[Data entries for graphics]
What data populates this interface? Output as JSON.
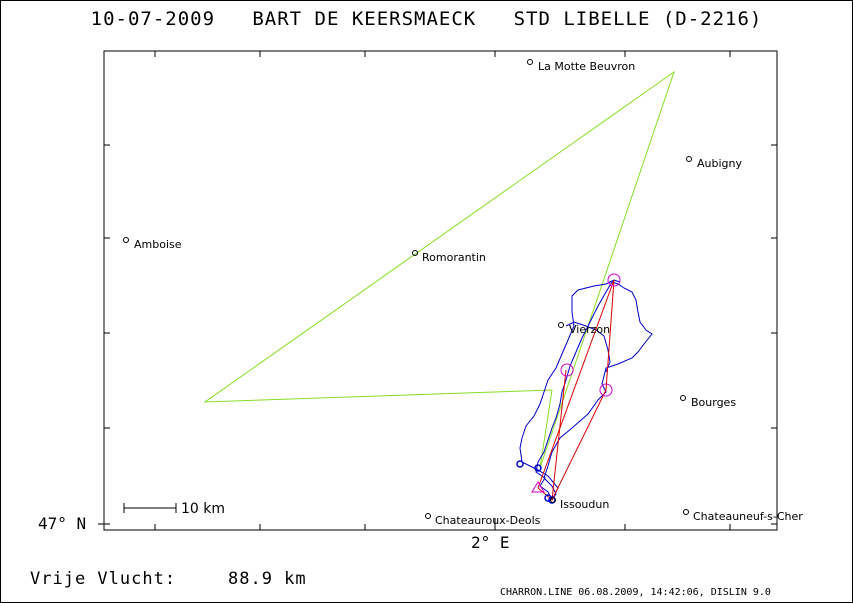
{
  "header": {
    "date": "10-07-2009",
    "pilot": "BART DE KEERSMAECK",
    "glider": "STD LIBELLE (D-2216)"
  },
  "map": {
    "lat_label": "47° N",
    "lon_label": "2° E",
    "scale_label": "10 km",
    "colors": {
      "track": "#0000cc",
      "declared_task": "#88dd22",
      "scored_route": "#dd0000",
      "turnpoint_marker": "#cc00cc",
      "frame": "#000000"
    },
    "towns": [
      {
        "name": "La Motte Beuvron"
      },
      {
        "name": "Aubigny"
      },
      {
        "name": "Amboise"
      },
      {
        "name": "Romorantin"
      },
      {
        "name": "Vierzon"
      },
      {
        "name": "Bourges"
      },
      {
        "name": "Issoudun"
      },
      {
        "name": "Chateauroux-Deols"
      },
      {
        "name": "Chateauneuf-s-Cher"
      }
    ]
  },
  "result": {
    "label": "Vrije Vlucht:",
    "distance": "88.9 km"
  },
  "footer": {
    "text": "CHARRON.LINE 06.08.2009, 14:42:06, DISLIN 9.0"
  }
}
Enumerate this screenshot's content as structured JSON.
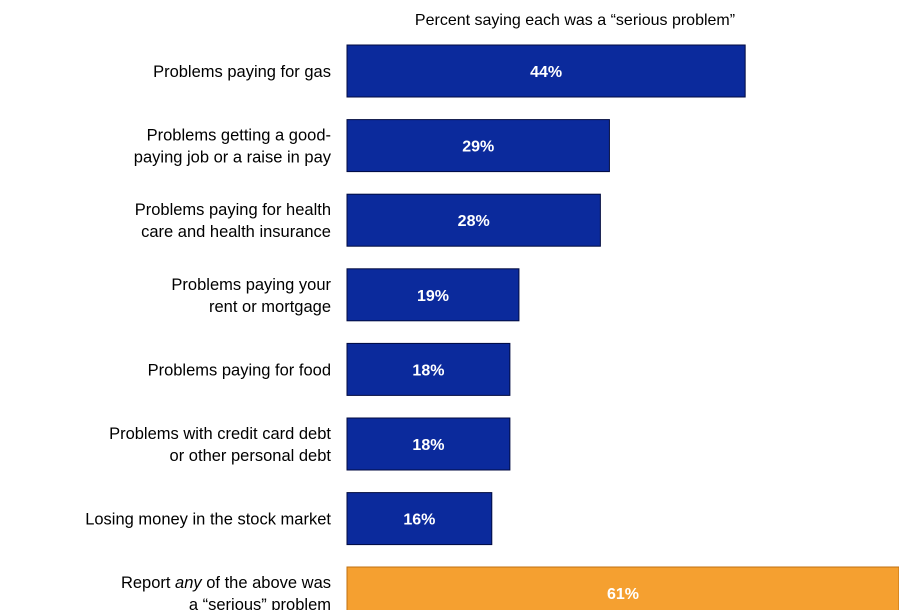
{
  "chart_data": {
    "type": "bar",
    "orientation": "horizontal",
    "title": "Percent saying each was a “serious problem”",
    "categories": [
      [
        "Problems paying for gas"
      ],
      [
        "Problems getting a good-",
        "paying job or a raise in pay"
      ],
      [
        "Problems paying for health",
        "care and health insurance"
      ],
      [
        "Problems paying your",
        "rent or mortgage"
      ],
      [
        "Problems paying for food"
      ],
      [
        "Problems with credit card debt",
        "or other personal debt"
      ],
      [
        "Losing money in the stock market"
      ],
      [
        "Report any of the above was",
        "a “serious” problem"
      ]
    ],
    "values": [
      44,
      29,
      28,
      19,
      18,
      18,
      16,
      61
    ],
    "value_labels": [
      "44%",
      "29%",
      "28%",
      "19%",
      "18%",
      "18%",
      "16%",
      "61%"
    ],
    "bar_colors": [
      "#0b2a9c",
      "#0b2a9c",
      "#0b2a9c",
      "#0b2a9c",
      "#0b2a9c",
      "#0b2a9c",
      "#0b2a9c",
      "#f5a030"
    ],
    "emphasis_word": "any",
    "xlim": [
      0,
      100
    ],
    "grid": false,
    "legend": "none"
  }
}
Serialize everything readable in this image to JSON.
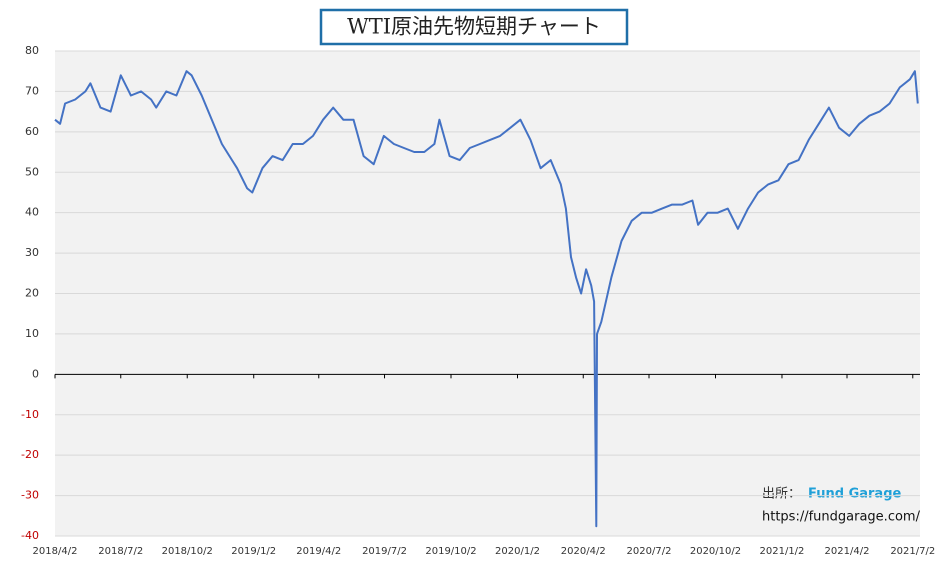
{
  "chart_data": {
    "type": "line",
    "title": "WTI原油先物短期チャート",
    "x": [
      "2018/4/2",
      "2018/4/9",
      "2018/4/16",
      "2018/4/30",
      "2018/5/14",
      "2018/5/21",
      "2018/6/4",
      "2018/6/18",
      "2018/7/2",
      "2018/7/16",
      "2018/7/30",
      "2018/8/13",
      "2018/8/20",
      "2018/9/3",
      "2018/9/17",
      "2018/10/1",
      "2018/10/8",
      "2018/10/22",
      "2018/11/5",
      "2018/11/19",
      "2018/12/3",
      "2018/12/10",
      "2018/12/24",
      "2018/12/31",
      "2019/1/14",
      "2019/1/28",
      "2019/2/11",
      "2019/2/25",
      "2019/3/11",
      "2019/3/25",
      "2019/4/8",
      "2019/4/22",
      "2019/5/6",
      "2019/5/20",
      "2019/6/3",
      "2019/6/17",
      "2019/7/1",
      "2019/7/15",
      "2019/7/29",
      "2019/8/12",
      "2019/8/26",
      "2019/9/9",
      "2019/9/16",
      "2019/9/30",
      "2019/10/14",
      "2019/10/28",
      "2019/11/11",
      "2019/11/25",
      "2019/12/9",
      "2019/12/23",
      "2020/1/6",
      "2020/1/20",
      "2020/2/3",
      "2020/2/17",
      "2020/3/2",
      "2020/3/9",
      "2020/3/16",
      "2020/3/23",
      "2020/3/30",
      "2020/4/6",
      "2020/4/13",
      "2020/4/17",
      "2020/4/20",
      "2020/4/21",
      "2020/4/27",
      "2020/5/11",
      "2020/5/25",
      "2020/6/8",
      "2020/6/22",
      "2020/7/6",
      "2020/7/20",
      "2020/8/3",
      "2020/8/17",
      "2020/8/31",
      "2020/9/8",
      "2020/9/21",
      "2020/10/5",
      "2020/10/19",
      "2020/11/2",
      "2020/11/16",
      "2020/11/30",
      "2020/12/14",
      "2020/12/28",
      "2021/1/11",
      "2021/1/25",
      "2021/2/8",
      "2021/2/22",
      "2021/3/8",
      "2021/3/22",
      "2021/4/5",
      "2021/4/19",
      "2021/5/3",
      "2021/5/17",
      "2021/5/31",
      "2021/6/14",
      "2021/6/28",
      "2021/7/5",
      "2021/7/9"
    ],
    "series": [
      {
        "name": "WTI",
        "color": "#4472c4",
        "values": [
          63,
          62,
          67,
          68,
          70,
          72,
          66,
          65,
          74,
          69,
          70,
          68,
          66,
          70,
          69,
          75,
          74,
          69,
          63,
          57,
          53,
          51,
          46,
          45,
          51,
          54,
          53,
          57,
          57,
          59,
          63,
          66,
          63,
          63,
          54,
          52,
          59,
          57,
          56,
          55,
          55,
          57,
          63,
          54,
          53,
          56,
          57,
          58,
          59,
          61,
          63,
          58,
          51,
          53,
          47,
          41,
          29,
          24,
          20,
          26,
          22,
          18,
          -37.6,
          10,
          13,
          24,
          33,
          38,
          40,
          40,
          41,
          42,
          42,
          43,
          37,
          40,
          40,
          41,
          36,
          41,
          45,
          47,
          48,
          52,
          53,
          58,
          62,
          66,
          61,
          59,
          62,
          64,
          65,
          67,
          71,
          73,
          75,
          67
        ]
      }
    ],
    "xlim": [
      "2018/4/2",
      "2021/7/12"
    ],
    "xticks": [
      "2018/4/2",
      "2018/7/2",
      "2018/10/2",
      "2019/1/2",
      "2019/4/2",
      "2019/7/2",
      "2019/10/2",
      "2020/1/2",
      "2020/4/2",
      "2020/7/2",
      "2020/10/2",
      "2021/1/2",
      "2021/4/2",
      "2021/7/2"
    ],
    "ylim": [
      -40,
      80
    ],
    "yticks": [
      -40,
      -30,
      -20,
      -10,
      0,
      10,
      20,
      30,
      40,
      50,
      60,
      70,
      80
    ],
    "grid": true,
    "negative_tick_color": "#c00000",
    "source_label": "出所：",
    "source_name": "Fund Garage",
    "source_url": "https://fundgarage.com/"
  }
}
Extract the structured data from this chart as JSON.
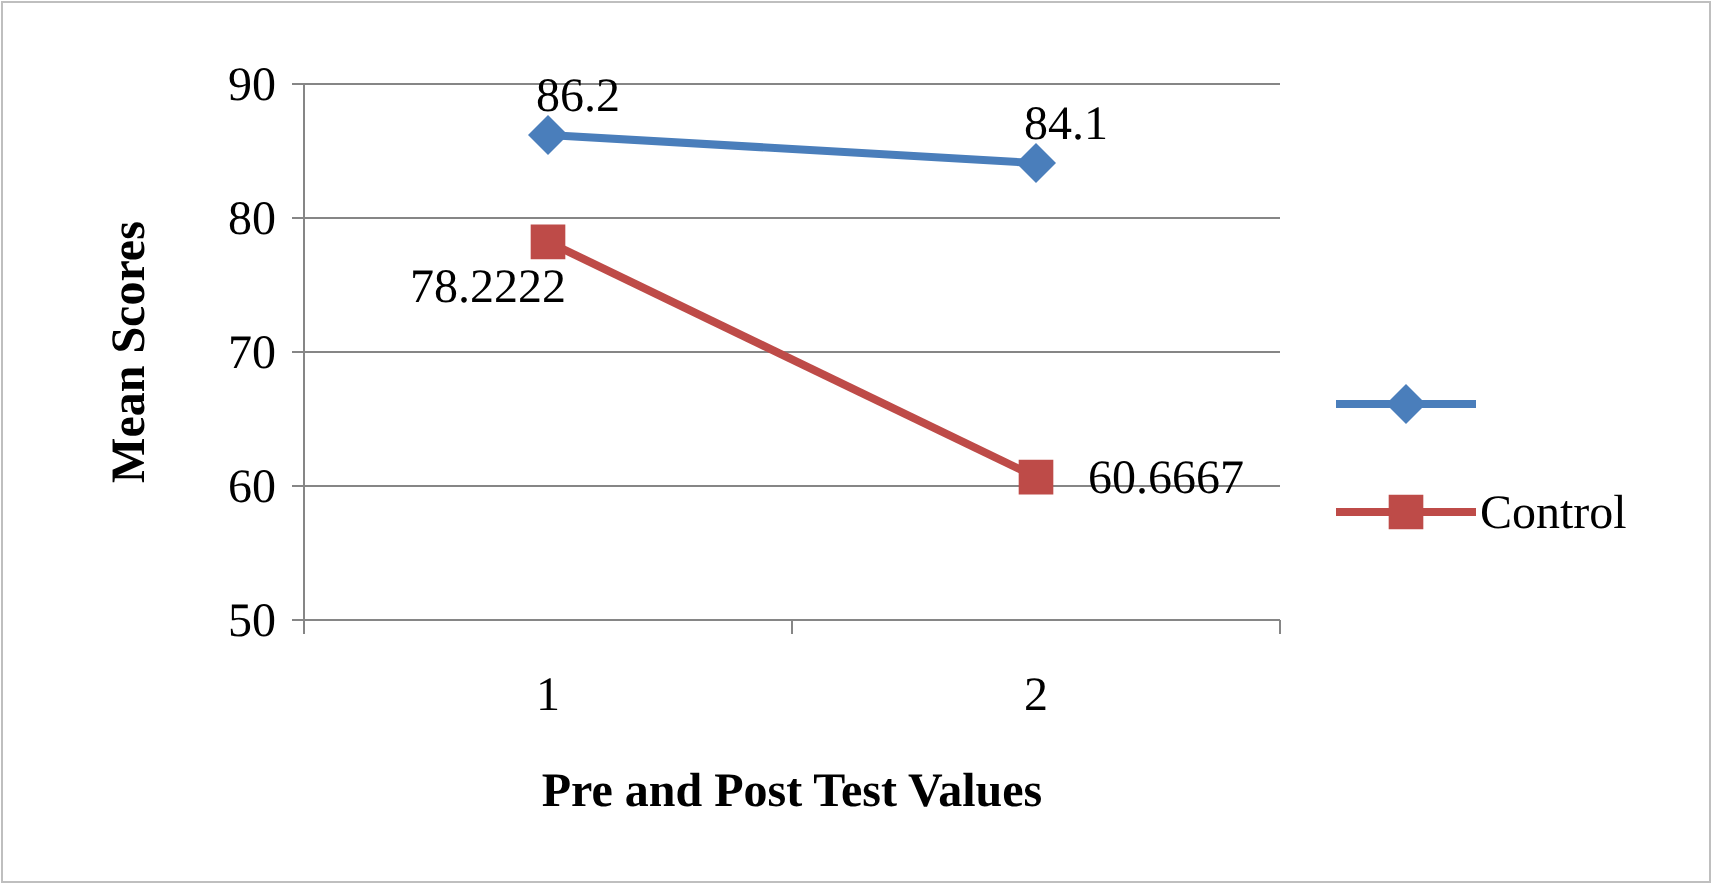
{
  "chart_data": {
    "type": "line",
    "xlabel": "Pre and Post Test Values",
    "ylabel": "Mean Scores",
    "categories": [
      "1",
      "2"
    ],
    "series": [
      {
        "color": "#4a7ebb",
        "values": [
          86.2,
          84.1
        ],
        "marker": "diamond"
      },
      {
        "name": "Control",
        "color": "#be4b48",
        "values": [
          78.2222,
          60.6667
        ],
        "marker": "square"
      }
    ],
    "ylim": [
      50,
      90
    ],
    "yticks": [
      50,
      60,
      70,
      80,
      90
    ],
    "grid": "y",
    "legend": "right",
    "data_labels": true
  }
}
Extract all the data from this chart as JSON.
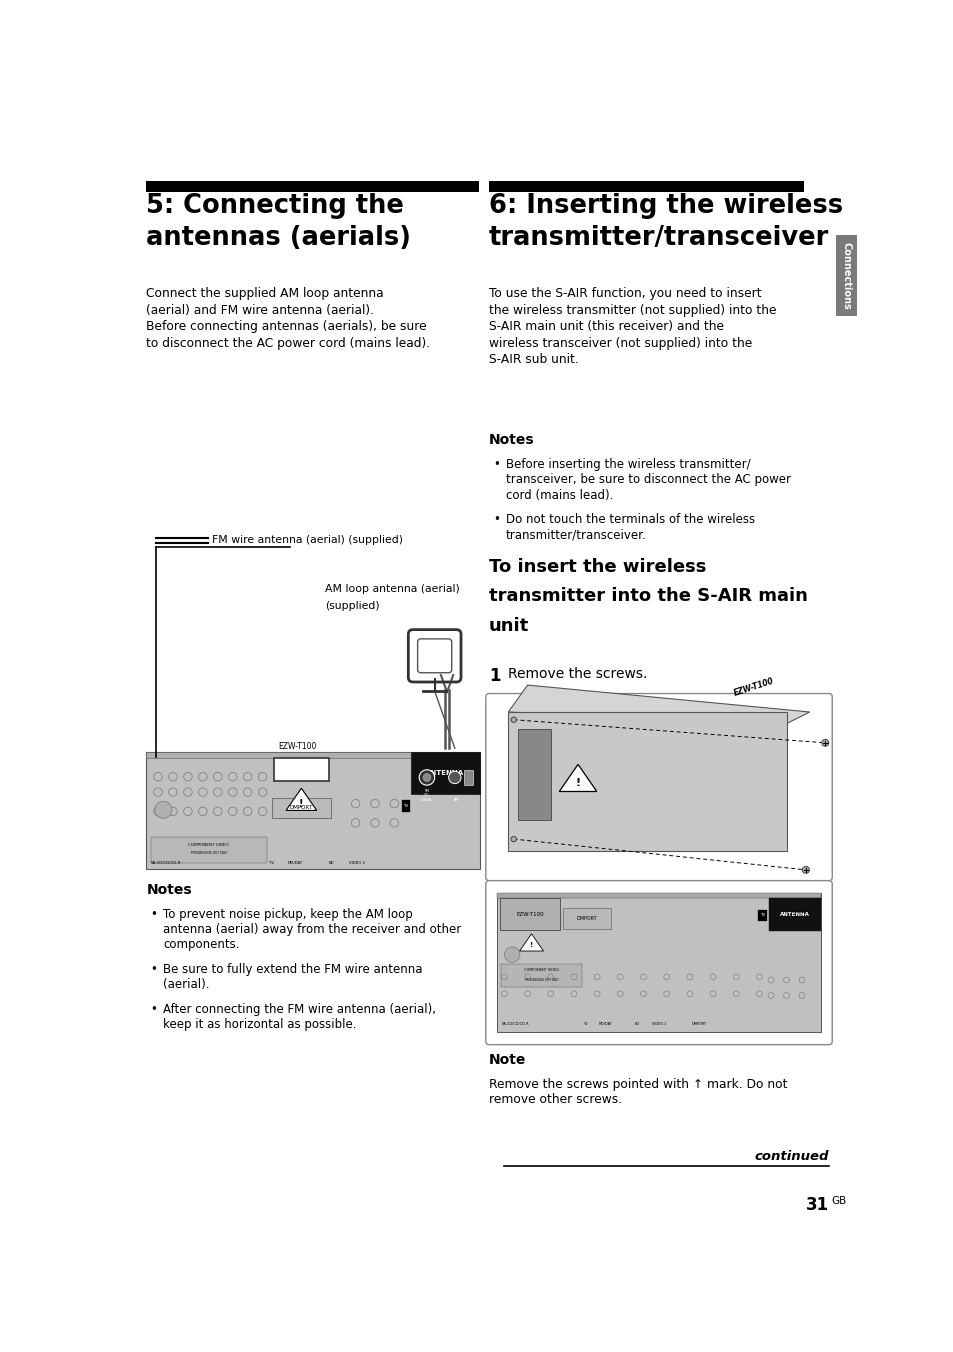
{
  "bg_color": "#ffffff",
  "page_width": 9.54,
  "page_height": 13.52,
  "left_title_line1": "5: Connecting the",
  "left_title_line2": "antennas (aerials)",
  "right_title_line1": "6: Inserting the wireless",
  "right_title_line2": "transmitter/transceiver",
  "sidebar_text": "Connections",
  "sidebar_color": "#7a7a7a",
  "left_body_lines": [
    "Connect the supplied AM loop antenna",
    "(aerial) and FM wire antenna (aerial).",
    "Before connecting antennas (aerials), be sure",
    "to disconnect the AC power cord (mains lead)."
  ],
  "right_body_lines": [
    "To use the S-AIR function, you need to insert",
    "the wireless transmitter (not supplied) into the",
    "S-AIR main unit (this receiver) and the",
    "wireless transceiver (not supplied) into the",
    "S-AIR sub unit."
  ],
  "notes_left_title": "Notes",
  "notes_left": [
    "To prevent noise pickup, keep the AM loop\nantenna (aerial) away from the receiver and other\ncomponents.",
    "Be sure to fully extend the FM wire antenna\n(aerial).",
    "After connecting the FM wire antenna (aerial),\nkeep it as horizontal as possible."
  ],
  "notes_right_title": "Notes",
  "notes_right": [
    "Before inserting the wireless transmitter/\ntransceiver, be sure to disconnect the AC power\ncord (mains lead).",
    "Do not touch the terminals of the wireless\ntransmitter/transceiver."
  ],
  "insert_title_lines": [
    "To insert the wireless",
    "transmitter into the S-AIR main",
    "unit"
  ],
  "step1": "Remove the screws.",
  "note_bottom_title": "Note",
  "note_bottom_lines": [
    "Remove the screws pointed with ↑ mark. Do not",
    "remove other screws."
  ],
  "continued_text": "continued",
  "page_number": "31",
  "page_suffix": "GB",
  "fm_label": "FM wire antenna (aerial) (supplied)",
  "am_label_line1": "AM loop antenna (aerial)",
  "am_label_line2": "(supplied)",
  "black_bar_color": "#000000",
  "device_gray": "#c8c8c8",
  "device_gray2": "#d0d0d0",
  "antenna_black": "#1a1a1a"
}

_Short problem_
Report back each line of the entries that holds the string "disconnect".

_Result of the exercise_
    "to disconnect the AC power cord (mains lead)."
    "Before inserting the wireless transmitter/\ntransceiver, be sure to disconnect the AC power\ncord (mains lead).",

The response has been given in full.